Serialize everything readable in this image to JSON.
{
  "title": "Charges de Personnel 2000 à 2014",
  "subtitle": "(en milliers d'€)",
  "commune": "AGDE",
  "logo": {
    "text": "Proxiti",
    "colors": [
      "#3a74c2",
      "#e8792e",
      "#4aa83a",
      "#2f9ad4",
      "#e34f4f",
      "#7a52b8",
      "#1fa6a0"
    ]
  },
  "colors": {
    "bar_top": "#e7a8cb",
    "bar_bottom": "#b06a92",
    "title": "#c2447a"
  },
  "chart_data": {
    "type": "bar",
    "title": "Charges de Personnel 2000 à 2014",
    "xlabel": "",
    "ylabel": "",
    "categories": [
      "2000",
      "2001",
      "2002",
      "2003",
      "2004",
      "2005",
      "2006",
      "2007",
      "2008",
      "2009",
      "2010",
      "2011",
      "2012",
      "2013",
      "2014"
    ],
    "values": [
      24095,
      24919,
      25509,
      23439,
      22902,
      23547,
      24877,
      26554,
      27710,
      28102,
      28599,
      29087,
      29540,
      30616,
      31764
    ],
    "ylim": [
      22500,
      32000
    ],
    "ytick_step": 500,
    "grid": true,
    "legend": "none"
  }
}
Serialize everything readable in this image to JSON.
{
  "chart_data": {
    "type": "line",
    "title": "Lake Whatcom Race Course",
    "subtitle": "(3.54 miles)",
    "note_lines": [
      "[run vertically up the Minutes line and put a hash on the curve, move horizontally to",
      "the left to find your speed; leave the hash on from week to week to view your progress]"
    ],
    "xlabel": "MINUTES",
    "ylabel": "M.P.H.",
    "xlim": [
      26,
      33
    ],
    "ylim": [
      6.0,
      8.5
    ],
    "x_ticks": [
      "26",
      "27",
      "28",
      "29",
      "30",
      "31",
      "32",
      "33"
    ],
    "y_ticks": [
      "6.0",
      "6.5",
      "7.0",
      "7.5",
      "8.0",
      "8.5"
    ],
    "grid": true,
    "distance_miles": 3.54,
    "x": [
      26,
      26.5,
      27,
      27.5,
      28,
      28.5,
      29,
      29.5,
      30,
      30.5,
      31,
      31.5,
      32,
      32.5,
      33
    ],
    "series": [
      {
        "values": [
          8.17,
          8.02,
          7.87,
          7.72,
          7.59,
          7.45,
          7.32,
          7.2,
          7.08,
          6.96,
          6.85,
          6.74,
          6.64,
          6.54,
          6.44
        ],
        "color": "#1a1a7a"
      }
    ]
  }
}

━━━━━━━━━━━━━━━━━━━━

GIVEN EXERCISE: Copy all of the data. Keep every word exactly as it is.

TASK RESULT:
Serialize everything readable in this image to JSON.
{
  "title": "Charges de Personnel 2000 à 2014",
  "subtitle": "(en milliers d'€)",
  "commune": "AGDE",
  "logo": {
    "text": "Proxiti",
    "colors": [
      "#3a74c2",
      "#e8792e",
      "#4aa83a",
      "#2f9ad4",
      "#e34f4f",
      "#7a52b8",
      "#1fa6a0"
    ]
  },
  "colors": {
    "bar_top": "#e7a8cb",
    "bar_bottom": "#b06a92",
    "title": "#c2447a"
  },
  "chart_data": {
    "type": "bar",
    "title": "Charges de Personnel 2000 à 2014",
    "xlabel": "",
    "ylabel": "",
    "categories": [
      "2000",
      "2001",
      "2002",
      "2003",
      "2004",
      "2005",
      "2006",
      "2007",
      "2008",
      "2009",
      "2010",
      "2011",
      "2012",
      "2013",
      "2014"
    ],
    "values": [
      24095,
      24919,
      25509,
      23439,
      22902,
      23547,
      24877,
      26554,
      27710,
      28102,
      28599,
      29087,
      29540,
      30616,
      31764
    ],
    "ylim": [
      22500,
      32000
    ],
    "ytick_step": 500,
    "grid": true,
    "legend": "none"
  }
}
Serialize everything readable in this image to JSON.
{
  "chart_data": {
    "type": "line",
    "title": "Lake Whatcom Race Course",
    "subtitle": "(3.54 miles)",
    "note_lines": [
      "[run vertically up the Minutes line and put a hash on the curve, move horizontally to",
      "the left to find your speed; leave the hash on from week to week to view your progress]"
    ],
    "xlabel": "MINUTES",
    "ylabel": "M.P.H.",
    "xlim": [
      26,
      33
    ],
    "ylim": [
      6.0,
      8.5
    ],
    "x_ticks": [
      "26",
      "27",
      "28",
      "29",
      "30",
      "31",
      "32",
      "33"
    ],
    "y_ticks": [
      "6.0",
      "6.5",
      "7.0",
      "7.5",
      "8.0",
      "8.5"
    ],
    "grid": true,
    "distance_miles": 3.54,
    "x": [
      26,
      26.5,
      27,
      27.5,
      28,
      28.5,
      29,
      29.5,
      30,
      30.5,
      31,
      31.5,
      32,
      32.5,
      33
    ],
    "series": [
      {
        "values": [
          8.17,
          8.02,
          7.87,
          7.72,
          7.59,
          7.45,
          7.32,
          7.2,
          7.08,
          6.96,
          6.85,
          6.74,
          6.64,
          6.54,
          6.44
        ],
        "color": "#1a1a7a"
      }
    ]
  }
}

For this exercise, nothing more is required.